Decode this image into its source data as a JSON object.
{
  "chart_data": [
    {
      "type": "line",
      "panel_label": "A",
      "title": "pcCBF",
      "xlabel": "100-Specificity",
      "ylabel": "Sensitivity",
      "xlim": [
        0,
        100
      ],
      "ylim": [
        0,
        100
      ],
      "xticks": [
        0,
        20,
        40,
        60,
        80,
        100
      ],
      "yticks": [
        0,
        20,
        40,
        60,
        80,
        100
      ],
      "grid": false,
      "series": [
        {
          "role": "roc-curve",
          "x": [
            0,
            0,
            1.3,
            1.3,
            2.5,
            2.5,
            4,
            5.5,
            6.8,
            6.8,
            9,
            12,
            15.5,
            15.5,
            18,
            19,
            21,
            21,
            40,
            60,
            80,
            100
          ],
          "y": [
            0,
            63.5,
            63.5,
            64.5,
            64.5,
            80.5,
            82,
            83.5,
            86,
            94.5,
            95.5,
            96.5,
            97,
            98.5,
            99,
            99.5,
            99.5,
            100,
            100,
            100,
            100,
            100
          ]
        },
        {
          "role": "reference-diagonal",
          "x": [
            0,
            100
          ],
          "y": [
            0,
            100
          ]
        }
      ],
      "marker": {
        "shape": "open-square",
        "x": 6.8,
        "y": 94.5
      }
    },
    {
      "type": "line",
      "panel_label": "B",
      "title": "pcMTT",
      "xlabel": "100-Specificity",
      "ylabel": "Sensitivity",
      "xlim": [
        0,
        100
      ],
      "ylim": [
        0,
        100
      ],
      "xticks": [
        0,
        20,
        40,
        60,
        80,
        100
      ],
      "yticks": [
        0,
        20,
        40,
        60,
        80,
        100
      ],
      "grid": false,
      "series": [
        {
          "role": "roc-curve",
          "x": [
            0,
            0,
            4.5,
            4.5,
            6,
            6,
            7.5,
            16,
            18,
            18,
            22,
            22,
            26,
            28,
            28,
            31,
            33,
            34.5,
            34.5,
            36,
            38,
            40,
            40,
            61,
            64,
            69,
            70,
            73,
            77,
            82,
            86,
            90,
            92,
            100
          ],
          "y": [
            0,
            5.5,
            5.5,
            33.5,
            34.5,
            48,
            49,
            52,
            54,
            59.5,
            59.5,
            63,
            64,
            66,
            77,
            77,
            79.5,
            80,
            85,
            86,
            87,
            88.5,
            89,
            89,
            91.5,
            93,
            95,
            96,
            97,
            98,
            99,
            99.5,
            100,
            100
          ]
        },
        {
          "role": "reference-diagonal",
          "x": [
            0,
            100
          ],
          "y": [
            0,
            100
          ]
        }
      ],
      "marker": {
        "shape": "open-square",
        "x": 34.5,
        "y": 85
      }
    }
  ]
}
**********
→ CHALLENGE
Your task is to reproduce the whole listing exactly.

→ EXERCISE RESULT
Decode this image into its source data as a JSON object.
{
  "chart_data": [
    {
      "type": "line",
      "panel_label": "A",
      "title": "pcCBF",
      "xlabel": "100-Specificity",
      "ylabel": "Sensitivity",
      "xlim": [
        0,
        100
      ],
      "ylim": [
        0,
        100
      ],
      "xticks": [
        0,
        20,
        40,
        60,
        80,
        100
      ],
      "yticks": [
        0,
        20,
        40,
        60,
        80,
        100
      ],
      "grid": false,
      "series": [
        {
          "role": "roc-curve",
          "x": [
            0,
            0,
            1.3,
            1.3,
            2.5,
            2.5,
            4,
            5.5,
            6.8,
            6.8,
            9,
            12,
            15.5,
            15.5,
            18,
            19,
            21,
            21,
            40,
            60,
            80,
            100
          ],
          "y": [
            0,
            63.5,
            63.5,
            64.5,
            64.5,
            80.5,
            82,
            83.5,
            86,
            94.5,
            95.5,
            96.5,
            97,
            98.5,
            99,
            99.5,
            99.5,
            100,
            100,
            100,
            100,
            100
          ]
        },
        {
          "role": "reference-diagonal",
          "x": [
            0,
            100
          ],
          "y": [
            0,
            100
          ]
        }
      ],
      "marker": {
        "shape": "open-square",
        "x": 6.8,
        "y": 94.5
      }
    },
    {
      "type": "line",
      "panel_label": "B",
      "title": "pcMTT",
      "xlabel": "100-Specificity",
      "ylabel": "Sensitivity",
      "xlim": [
        0,
        100
      ],
      "ylim": [
        0,
        100
      ],
      "xticks": [
        0,
        20,
        40,
        60,
        80,
        100
      ],
      "yticks": [
        0,
        20,
        40,
        60,
        80,
        100
      ],
      "grid": false,
      "series": [
        {
          "role": "roc-curve",
          "x": [
            0,
            0,
            4.5,
            4.5,
            6,
            6,
            7.5,
            16,
            18,
            18,
            22,
            22,
            26,
            28,
            28,
            31,
            33,
            34.5,
            34.5,
            36,
            38,
            40,
            40,
            61,
            64,
            69,
            70,
            73,
            77,
            82,
            86,
            90,
            92,
            100
          ],
          "y": [
            0,
            5.5,
            5.5,
            33.5,
            34.5,
            48,
            49,
            52,
            54,
            59.5,
            59.5,
            63,
            64,
            66,
            77,
            77,
            79.5,
            80,
            85,
            86,
            87,
            88.5,
            89,
            89,
            91.5,
            93,
            95,
            96,
            97,
            98,
            99,
            99.5,
            100,
            100
          ]
        },
        {
          "role": "reference-diagonal",
          "x": [
            0,
            100
          ],
          "y": [
            0,
            100
          ]
        }
      ],
      "marker": {
        "shape": "open-square",
        "x": 34.5,
        "y": 85
      }
    }
  ]
}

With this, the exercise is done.